_SET EXERCISE:_ Set down the material below in full, matching it exactly.

Stored items
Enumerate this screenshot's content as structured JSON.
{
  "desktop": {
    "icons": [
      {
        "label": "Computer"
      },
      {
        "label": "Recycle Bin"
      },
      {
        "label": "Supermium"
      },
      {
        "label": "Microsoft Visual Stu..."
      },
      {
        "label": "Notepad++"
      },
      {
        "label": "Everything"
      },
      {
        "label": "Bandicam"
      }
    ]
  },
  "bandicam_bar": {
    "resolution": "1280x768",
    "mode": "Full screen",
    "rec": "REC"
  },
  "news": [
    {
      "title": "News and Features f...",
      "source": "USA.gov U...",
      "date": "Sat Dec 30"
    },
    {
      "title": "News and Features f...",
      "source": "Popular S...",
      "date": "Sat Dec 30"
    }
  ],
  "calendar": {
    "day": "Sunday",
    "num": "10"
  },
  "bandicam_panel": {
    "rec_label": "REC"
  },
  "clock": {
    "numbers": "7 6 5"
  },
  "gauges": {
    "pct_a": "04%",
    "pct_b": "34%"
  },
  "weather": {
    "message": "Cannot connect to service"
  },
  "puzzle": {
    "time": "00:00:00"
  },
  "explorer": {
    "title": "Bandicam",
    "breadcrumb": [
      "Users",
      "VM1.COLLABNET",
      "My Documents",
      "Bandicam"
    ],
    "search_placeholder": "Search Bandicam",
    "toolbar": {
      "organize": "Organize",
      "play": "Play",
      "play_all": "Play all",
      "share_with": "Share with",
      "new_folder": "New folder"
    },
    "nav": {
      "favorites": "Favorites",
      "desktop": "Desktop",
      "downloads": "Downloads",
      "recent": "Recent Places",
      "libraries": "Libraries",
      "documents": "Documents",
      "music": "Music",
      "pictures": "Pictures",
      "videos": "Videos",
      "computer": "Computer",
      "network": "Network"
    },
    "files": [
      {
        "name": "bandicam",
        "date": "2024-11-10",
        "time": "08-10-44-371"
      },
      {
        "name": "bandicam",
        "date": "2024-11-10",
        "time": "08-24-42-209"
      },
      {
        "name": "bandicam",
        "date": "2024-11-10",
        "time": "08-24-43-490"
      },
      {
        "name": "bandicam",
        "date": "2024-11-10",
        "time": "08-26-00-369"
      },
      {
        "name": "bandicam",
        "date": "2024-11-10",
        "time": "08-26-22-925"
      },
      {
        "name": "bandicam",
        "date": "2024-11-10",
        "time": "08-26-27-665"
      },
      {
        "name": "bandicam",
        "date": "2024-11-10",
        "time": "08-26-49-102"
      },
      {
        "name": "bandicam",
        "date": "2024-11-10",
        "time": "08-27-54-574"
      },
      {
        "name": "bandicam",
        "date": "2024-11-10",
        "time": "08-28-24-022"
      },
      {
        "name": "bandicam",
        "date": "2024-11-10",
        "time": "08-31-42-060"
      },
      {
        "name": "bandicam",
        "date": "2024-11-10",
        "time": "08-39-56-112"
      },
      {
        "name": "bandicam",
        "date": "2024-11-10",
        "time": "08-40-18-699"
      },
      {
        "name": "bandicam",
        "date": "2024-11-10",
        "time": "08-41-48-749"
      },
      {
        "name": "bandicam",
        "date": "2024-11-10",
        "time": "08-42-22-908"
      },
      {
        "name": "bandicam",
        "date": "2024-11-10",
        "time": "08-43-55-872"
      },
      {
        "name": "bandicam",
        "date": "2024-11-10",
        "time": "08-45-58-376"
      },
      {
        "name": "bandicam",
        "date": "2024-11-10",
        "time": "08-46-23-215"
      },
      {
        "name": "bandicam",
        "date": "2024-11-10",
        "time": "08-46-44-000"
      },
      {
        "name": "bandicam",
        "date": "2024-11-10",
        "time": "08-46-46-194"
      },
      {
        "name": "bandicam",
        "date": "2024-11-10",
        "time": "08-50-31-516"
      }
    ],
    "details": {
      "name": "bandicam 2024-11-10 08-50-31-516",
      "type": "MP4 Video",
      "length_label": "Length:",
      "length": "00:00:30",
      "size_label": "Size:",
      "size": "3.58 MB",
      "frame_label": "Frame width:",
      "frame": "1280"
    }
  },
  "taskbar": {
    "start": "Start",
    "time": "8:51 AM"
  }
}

_FINAL RESULT:_
Enumerate this screenshot's content as structured JSON.
{
  "desktop": {
    "icons": [
      {
        "label": "Computer"
      },
      {
        "label": "Recycle Bin"
      },
      {
        "label": "Supermium"
      },
      {
        "label": "Microsoft Visual Stu..."
      },
      {
        "label": "Notepad++"
      },
      {
        "label": "Everything"
      },
      {
        "label": "Bandicam"
      }
    ]
  },
  "bandicam_bar": {
    "resolution": "1280x768",
    "mode": "Full screen",
    "rec": "REC"
  },
  "news": [
    {
      "title": "News and Features f...",
      "source": "USA.gov U...",
      "date": "Sat Dec 30"
    },
    {
      "title": "News and Features f...",
      "source": "Popular S...",
      "date": "Sat Dec 30"
    }
  ],
  "calendar": {
    "day": "Sunday",
    "num": "10"
  },
  "bandicam_panel": {
    "rec_label": "REC"
  },
  "clock": {
    "numbers": "7 6 5"
  },
  "gauges": {
    "pct_a": "04%",
    "pct_b": "34%"
  },
  "weather": {
    "message": "Cannot connect to service"
  },
  "puzzle": {
    "time": "00:00:00"
  },
  "explorer": {
    "title": "Bandicam",
    "breadcrumb": [
      "Users",
      "VM1.COLLABNET",
      "My Documents",
      "Bandicam"
    ],
    "search_placeholder": "Search Bandicam",
    "toolbar": {
      "organize": "Organize",
      "play": "Play",
      "play_all": "Play all",
      "share_with": "Share with",
      "new_folder": "New folder"
    },
    "nav": {
      "favorites": "Favorites",
      "desktop": "Desktop",
      "downloads": "Downloads",
      "recent": "Recent Places",
      "libraries": "Libraries",
      "documents": "Documents",
      "music": "Music",
      "pictures": "Pictures",
      "videos": "Videos",
      "computer": "Computer",
      "network": "Network"
    },
    "files": [
      {
        "name": "bandicam",
        "date": "2024-11-10",
        "time": "08-10-44-371"
      },
      {
        "name": "bandicam",
        "date": "2024-11-10",
        "time": "08-24-42-209"
      },
      {
        "name": "bandicam",
        "date": "2024-11-10",
        "time": "08-24-43-490"
      },
      {
        "name": "bandicam",
        "date": "2024-11-10",
        "time": "08-26-00-369"
      },
      {
        "name": "bandicam",
        "date": "2024-11-10",
        "time": "08-26-22-925"
      },
      {
        "name": "bandicam",
        "date": "2024-11-10",
        "time": "08-26-27-665"
      },
      {
        "name": "bandicam",
        "date": "2024-11-10",
        "time": "08-26-49-102"
      },
      {
        "name": "bandicam",
        "date": "2024-11-10",
        "time": "08-27-54-574"
      },
      {
        "name": "bandicam",
        "date": "2024-11-10",
        "time": "08-28-24-022"
      },
      {
        "name": "bandicam",
        "date": "2024-11-10",
        "time": "08-31-42-060"
      },
      {
        "name": "bandicam",
        "date": "2024-11-10",
        "time": "08-39-56-112"
      },
      {
        "name": "bandicam",
        "date": "2024-11-10",
        "time": "08-40-18-699"
      },
      {
        "name": "bandicam",
        "date": "2024-11-10",
        "time": "08-41-48-749"
      },
      {
        "name": "bandicam",
        "date": "2024-11-10",
        "time": "08-42-22-908"
      },
      {
        "name": "bandicam",
        "date": "2024-11-10",
        "time": "08-43-55-872"
      },
      {
        "name": "bandicam",
        "date": "2024-11-10",
        "time": "08-45-58-376"
      },
      {
        "name": "bandicam",
        "date": "2024-11-10",
        "time": "08-46-23-215"
      },
      {
        "name": "bandicam",
        "date": "2024-11-10",
        "time": "08-46-44-000"
      },
      {
        "name": "bandicam",
        "date": "2024-11-10",
        "time": "08-46-46-194"
      },
      {
        "name": "bandicam",
        "date": "2024-11-10",
        "time": "08-50-31-516"
      }
    ],
    "details": {
      "name": "bandicam 2024-11-10 08-50-31-516",
      "type": "MP4 Video",
      "length_label": "Length:",
      "length": "00:00:30",
      "size_label": "Size:",
      "size": "3.58 MB",
      "frame_label": "Frame width:",
      "frame": "1280"
    }
  },
  "taskbar": {
    "start": "Start",
    "time": "8:51 AM"
  }
}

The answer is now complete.